* [EXERCISE PROMPT]: Print the material below line for line, with no changes.

=== GIVEN RECORDS ===

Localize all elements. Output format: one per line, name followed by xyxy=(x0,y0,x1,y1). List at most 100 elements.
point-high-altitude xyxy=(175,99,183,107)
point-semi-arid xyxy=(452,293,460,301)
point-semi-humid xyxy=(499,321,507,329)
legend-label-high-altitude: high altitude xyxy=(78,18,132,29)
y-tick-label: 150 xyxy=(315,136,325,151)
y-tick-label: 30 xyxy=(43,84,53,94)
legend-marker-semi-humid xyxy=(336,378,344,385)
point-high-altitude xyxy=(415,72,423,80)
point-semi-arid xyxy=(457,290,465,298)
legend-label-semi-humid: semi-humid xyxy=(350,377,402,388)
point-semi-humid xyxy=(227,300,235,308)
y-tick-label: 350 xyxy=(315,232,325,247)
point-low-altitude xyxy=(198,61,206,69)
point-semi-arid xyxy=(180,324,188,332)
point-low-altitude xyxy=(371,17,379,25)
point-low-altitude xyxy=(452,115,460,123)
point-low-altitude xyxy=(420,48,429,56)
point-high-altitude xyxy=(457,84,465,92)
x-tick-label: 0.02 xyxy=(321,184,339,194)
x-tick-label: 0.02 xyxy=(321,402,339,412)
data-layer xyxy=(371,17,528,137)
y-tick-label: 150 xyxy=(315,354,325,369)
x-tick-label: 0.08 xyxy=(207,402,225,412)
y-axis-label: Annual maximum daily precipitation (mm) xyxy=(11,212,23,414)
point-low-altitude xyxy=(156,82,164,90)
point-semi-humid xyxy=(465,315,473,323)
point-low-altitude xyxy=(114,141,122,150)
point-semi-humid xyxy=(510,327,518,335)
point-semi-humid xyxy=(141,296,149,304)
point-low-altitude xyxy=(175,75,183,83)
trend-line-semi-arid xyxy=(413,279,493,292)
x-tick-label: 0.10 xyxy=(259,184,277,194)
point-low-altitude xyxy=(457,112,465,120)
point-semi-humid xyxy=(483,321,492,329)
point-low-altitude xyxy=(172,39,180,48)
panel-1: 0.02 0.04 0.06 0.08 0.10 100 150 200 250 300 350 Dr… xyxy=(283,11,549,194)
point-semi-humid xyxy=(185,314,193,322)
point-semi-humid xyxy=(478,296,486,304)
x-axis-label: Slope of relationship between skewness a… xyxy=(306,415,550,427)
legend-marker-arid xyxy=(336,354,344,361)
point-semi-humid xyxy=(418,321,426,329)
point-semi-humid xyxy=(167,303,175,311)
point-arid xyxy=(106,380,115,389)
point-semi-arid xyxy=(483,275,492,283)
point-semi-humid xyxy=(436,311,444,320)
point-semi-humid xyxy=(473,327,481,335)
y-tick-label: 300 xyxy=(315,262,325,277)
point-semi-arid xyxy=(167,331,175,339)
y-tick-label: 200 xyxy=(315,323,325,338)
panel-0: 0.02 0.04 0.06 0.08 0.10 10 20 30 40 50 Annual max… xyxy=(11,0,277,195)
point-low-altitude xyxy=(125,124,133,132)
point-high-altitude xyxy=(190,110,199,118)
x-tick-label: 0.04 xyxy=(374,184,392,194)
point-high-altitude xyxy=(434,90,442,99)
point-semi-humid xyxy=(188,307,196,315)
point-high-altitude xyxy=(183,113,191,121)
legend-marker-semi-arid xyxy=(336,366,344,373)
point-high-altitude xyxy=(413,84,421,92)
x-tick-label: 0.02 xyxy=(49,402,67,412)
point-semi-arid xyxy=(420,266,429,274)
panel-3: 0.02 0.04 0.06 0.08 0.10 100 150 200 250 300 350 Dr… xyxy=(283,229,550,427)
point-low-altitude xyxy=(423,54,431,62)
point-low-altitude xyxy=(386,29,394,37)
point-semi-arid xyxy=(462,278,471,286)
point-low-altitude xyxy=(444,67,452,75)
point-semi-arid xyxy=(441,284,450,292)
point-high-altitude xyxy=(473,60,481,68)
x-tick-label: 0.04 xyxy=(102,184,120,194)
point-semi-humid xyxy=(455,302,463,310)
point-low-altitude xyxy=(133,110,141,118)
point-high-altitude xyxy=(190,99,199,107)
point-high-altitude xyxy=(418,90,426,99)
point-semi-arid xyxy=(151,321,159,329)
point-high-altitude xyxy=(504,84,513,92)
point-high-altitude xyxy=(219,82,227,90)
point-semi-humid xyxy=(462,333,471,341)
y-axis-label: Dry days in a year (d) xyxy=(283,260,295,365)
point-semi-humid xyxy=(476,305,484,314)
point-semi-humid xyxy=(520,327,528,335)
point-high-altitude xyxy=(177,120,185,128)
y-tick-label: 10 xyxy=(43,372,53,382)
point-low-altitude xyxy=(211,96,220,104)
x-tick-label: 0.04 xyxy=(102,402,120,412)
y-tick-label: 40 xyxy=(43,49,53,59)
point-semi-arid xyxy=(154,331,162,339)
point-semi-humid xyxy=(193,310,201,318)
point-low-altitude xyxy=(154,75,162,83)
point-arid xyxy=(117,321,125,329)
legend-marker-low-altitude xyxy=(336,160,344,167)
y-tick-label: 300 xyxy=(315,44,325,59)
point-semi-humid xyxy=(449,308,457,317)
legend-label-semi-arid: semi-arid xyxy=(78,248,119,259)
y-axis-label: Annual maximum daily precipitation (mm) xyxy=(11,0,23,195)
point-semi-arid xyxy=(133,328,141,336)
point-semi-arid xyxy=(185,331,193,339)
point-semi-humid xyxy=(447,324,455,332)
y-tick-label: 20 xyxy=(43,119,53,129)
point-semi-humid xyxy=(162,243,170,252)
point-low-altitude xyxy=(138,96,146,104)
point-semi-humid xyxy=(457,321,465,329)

===

* [OUTPUT OF THE EXERCISE]:
Localize all elements. Output format: one per line, name followed by xyxy=(x0,y0,x1,y1). List at most 100 elements.
point-high-altitude xyxy=(175,99,183,107)
point-semi-arid xyxy=(452,293,460,301)
point-semi-humid xyxy=(499,321,507,329)
legend-label-high-altitude: high altitude xyxy=(78,18,132,29)
y-tick-label: 150 xyxy=(315,136,325,151)
y-tick-label: 30 xyxy=(43,84,53,94)
legend-marker-semi-humid xyxy=(336,378,344,385)
point-high-altitude xyxy=(415,72,423,80)
point-semi-arid xyxy=(457,290,465,298)
legend-label-semi-humid: semi-humid xyxy=(350,377,402,388)
point-semi-humid xyxy=(227,300,235,308)
y-tick-label: 350 xyxy=(315,232,325,247)
point-low-altitude xyxy=(198,61,206,69)
point-semi-arid xyxy=(180,324,188,332)
point-low-altitude xyxy=(371,17,379,25)
point-low-altitude xyxy=(452,115,460,123)
point-low-altitude xyxy=(420,48,429,56)
point-high-altitude xyxy=(457,84,465,92)
x-tick-label: 0.02 xyxy=(321,184,339,194)
x-tick-label: 0.02 xyxy=(321,402,339,412)
data-layer xyxy=(371,17,528,137)
y-tick-label: 150 xyxy=(315,354,325,369)
x-tick-label: 0.08 xyxy=(207,402,225,412)
y-axis-label: Annual maximum daily precipitation (mm) xyxy=(11,212,23,414)
point-low-altitude xyxy=(156,82,164,90)
point-semi-humid xyxy=(465,315,473,323)
point-low-altitude xyxy=(114,141,122,150)
point-semi-humid xyxy=(510,327,518,335)
point-semi-humid xyxy=(141,296,149,304)
point-low-altitude xyxy=(175,75,183,83)
trend-line-semi-arid xyxy=(413,279,493,292)
x-tick-label: 0.10 xyxy=(259,184,277,194)
point-low-altitude xyxy=(457,112,465,120)
point-semi-humid xyxy=(483,321,492,329)
point-low-altitude xyxy=(172,39,180,48)
panel-1: 0.02 0.04 0.06 0.08 0.10 100 150 200 250 300 350 Dr… xyxy=(283,11,549,194)
point-semi-humid xyxy=(185,314,193,322)
point-semi-humid xyxy=(478,296,486,304)
x-axis-label: Slope of relationship between skewness a… xyxy=(306,415,550,427)
legend-marker-arid xyxy=(336,354,344,361)
point-semi-humid xyxy=(418,321,426,329)
point-semi-humid xyxy=(167,303,175,311)
point-arid xyxy=(106,380,115,389)
point-semi-arid xyxy=(483,275,492,283)
point-semi-humid xyxy=(436,311,444,320)
point-semi-humid xyxy=(473,327,481,335)
y-tick-label: 300 xyxy=(315,262,325,277)
point-semi-arid xyxy=(167,331,175,339)
y-tick-label: 200 xyxy=(315,323,325,338)
panel-0: 0.02 0.04 0.06 0.08 0.10 10 20 30 40 50 Annual max… xyxy=(11,0,277,195)
point-low-altitude xyxy=(125,124,133,132)
point-high-altitude xyxy=(190,110,199,118)
x-tick-label: 0.04 xyxy=(374,184,392,194)
point-high-altitude xyxy=(434,90,442,99)
point-semi-humid xyxy=(188,307,196,315)
point-high-altitude xyxy=(183,113,191,121)
legend-marker-semi-arid xyxy=(336,366,344,373)
point-high-altitude xyxy=(413,84,421,92)
x-tick-label: 0.02 xyxy=(49,402,67,412)
point-semi-arid xyxy=(420,266,429,274)
panel-3: 0.02 0.04 0.06 0.08 0.10 100 150 200 250 300 350 Dr… xyxy=(283,229,550,427)
point-low-altitude xyxy=(423,54,431,62)
point-low-altitude xyxy=(386,29,394,37)
point-semi-arid xyxy=(462,278,471,286)
point-low-altitude xyxy=(444,67,452,75)
point-semi-arid xyxy=(441,284,450,292)
point-high-altitude xyxy=(473,60,481,68)
x-tick-label: 0.04 xyxy=(102,184,120,194)
point-semi-humid xyxy=(455,302,463,310)
point-low-altitude xyxy=(133,110,141,118)
point-high-altitude xyxy=(190,99,199,107)
point-high-altitude xyxy=(418,90,426,99)
point-semi-arid xyxy=(151,321,159,329)
point-high-altitude xyxy=(504,84,513,92)
point-high-altitude xyxy=(219,82,227,90)
point-semi-humid xyxy=(462,333,471,341)
y-axis-label: Dry days in a year (d) xyxy=(283,260,295,365)
point-semi-humid xyxy=(476,305,484,314)
point-semi-humid xyxy=(520,327,528,335)
point-high-altitude xyxy=(177,120,185,128)
y-tick-label: 10 xyxy=(43,372,53,382)
point-low-altitude xyxy=(211,96,220,104)
x-tick-label: 0.04 xyxy=(102,402,120,412)
y-tick-label: 40 xyxy=(43,49,53,59)
point-semi-arid xyxy=(154,331,162,339)
point-semi-humid xyxy=(193,310,201,318)
point-low-altitude xyxy=(154,75,162,83)
point-arid xyxy=(117,321,125,329)
legend-marker-low-altitude xyxy=(336,160,344,167)
y-tick-label: 300 xyxy=(315,44,325,59)
point-semi-humid xyxy=(449,308,457,317)
legend-label-semi-arid: semi-arid xyxy=(78,248,119,259)
y-axis-label: Annual maximum daily precipitation (mm) xyxy=(11,0,23,195)
point-semi-arid xyxy=(133,328,141,336)
point-semi-arid xyxy=(185,331,193,339)
point-semi-humid xyxy=(447,324,455,332)
y-tick-label: 20 xyxy=(43,119,53,129)
point-semi-humid xyxy=(162,243,170,252)
point-low-altitude xyxy=(138,96,146,104)
point-semi-humid xyxy=(457,321,465,329)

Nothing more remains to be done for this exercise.